*THE PROBLEM:*
Work out the number of lines in the listing that include the string "Public". Reply with that number alone.

Dataset excerpt:
──────────────────────────────
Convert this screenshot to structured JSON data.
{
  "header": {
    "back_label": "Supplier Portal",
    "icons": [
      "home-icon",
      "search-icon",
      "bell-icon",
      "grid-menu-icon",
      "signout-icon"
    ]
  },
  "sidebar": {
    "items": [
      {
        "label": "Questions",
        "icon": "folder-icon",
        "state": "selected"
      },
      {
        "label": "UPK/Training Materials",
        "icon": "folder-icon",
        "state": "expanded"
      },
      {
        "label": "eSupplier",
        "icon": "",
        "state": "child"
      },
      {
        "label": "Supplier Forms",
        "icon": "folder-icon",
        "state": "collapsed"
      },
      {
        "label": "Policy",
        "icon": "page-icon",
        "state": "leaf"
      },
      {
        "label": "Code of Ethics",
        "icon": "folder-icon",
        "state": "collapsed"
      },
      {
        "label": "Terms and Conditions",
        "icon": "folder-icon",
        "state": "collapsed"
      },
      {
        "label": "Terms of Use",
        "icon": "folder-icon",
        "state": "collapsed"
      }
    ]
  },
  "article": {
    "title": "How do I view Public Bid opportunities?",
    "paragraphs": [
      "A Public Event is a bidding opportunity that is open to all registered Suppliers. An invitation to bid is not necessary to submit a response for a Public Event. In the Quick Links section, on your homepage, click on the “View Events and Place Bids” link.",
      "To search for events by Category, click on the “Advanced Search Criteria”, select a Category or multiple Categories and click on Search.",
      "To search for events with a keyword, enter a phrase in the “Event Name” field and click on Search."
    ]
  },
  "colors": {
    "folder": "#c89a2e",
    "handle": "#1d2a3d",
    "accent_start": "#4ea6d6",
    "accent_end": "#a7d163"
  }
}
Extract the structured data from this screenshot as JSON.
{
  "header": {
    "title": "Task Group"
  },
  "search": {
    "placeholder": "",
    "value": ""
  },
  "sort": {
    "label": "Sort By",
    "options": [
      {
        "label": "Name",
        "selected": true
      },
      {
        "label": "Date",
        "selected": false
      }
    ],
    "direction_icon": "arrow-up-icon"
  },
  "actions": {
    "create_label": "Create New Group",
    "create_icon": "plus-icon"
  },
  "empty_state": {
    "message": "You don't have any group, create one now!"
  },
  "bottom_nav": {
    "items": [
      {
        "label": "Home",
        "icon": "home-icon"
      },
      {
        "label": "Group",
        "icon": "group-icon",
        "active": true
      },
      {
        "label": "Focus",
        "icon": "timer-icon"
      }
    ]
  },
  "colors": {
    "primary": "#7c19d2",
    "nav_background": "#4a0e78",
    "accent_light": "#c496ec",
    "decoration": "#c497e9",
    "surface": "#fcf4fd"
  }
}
──────────────────────────────
*COMPLETED TASK:*
2